> **Records shown**:
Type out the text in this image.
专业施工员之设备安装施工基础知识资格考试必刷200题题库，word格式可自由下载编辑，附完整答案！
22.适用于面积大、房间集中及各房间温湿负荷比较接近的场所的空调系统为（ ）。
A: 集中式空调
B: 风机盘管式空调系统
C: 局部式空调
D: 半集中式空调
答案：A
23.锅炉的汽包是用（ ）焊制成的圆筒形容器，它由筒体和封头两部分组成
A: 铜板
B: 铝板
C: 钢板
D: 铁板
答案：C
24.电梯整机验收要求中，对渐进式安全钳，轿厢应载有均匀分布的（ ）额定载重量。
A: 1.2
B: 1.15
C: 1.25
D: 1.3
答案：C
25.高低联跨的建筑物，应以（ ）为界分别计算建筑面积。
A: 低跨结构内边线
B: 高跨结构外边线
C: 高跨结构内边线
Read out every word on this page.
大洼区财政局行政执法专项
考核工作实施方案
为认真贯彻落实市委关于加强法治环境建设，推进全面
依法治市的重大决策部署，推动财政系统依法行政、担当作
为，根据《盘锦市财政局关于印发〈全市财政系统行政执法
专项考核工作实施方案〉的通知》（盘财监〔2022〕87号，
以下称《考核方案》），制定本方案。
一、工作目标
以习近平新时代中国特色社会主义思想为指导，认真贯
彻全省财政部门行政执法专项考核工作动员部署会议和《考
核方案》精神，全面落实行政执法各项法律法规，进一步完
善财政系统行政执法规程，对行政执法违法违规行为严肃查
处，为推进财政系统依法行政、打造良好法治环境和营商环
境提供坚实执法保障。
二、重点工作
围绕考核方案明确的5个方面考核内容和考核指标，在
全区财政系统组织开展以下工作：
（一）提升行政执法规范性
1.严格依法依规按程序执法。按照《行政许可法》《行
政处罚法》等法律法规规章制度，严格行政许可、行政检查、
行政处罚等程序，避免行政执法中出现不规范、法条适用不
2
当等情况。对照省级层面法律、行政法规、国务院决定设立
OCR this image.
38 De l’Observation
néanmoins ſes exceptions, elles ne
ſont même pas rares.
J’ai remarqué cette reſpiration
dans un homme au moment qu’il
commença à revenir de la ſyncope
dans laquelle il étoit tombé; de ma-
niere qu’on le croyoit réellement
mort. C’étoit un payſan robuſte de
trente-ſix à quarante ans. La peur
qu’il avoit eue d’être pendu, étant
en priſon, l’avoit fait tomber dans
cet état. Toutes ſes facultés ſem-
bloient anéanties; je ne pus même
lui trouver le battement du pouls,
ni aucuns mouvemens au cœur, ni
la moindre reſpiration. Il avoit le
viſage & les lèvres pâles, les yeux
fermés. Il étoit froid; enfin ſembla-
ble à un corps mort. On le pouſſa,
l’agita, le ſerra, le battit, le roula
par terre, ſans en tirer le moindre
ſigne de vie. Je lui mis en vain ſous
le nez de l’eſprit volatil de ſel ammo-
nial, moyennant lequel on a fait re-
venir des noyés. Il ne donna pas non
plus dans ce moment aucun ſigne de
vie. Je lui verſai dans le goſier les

> **What to produce**:
Return each line of the data exactly as written above.

> **The output**:
Type out the text in this image.
专业施工员之设备安装施工基础知识资格考试必刷200题题库，word格式可自由下载编辑，附完整答案！
22.适用于面积大、房间集中及各房间温湿负荷比较接近的场所的空调系统为（ ）。
A: 集中式空调
B: 风机盘管式空调系统
C: 局部式空调
D: 半集中式空调
答案：A
23.锅炉的汽包是用（ ）焊制成的圆筒形容器，它由筒体和封头两部分组成
A: 铜板
B: 铝板
C: 钢板
D: 铁板
答案：C
24.电梯整机验收要求中，对渐进式安全钳，轿厢应载有均匀分布的（ ）额定载重量。
A: 1.2
B: 1.15
C: 1.25
D: 1.3
答案：C
25.高低联跨的建筑物，应以（ ）为界分别计算建筑面积。
A: 低跨结构内边线
B: 高跨结构外边线
C: 高跨结构内边线
Read out every word on this page.
大洼区财政局行政执法专项
考核工作实施方案
为认真贯彻落实市委关于加强法治环境建设，推进全面
依法治市的重大决策部署，推动财政系统依法行政、担当作
为，根据《盘锦市财政局关于印发〈全市财政系统行政执法
专项考核工作实施方案〉的通知》（盘财监〔2022〕87号，
以下称《考核方案》），制定本方案。
一、工作目标
以习近平新时代中国特色社会主义思想为指导，认真贯
彻全省财政部门行政执法专项考核工作动员部署会议和《考
核方案》精神，全面落实行政执法各项法律法规，进一步完
善财政系统行政执法规程，对行政执法违法违规行为严肃查
处，为推进财政系统依法行政、打造良好法治环境和营商环
境提供坚实执法保障。
二、重点工作
围绕考核方案明确的5个方面考核内容和考核指标，在
全区财政系统组织开展以下工作：
（一）提升行政执法规范性
1.严格依法依规按程序执法。按照《行政许可法》《行
政处罚法》等法律法规规章制度，严格行政许可、行政检查、
行政处罚等程序，避免行政执法中出现不规范、法条适用不
2
当等情况。对照省级层面法律、行政法规、国务院决定设立
OCR this image.
38 De l’Observation
néanmoins ſes exceptions, elles ne
ſont même pas rares.
J’ai remarqué cette reſpiration
dans un homme au moment qu’il
commença à revenir de la ſyncope
dans laquelle il étoit tombé; de ma-
niere qu’on le croyoit réellement
mort. C’étoit un payſan robuſte de
trente-ſix à quarante ans. La peur
qu’il avoit eue d’être pendu, étant
en priſon, l’avoit fait tomber dans
cet état. Toutes ſes facultés ſem-
bloient anéanties; je ne pus même
lui trouver le battement du pouls,
ni aucuns mouvemens au cœur, ni
la moindre reſpiration. Il avoit le
viſage & les lèvres pâles, les yeux
fermés. Il étoit froid; enfin ſembla-
ble à un corps mort. On le pouſſa,
l’agita, le ſerra, le battit, le roula
par terre, ſans en tirer le moindre
ſigne de vie. Je lui mis en vain ſous
le nez de l’eſprit volatil de ſel ammo-
nial, moyennant lequel on a fait re-
venir des noyés. Il ne donna pas non
plus dans ce moment aucun ſigne de
vie. Je lui verſai dans le goſier les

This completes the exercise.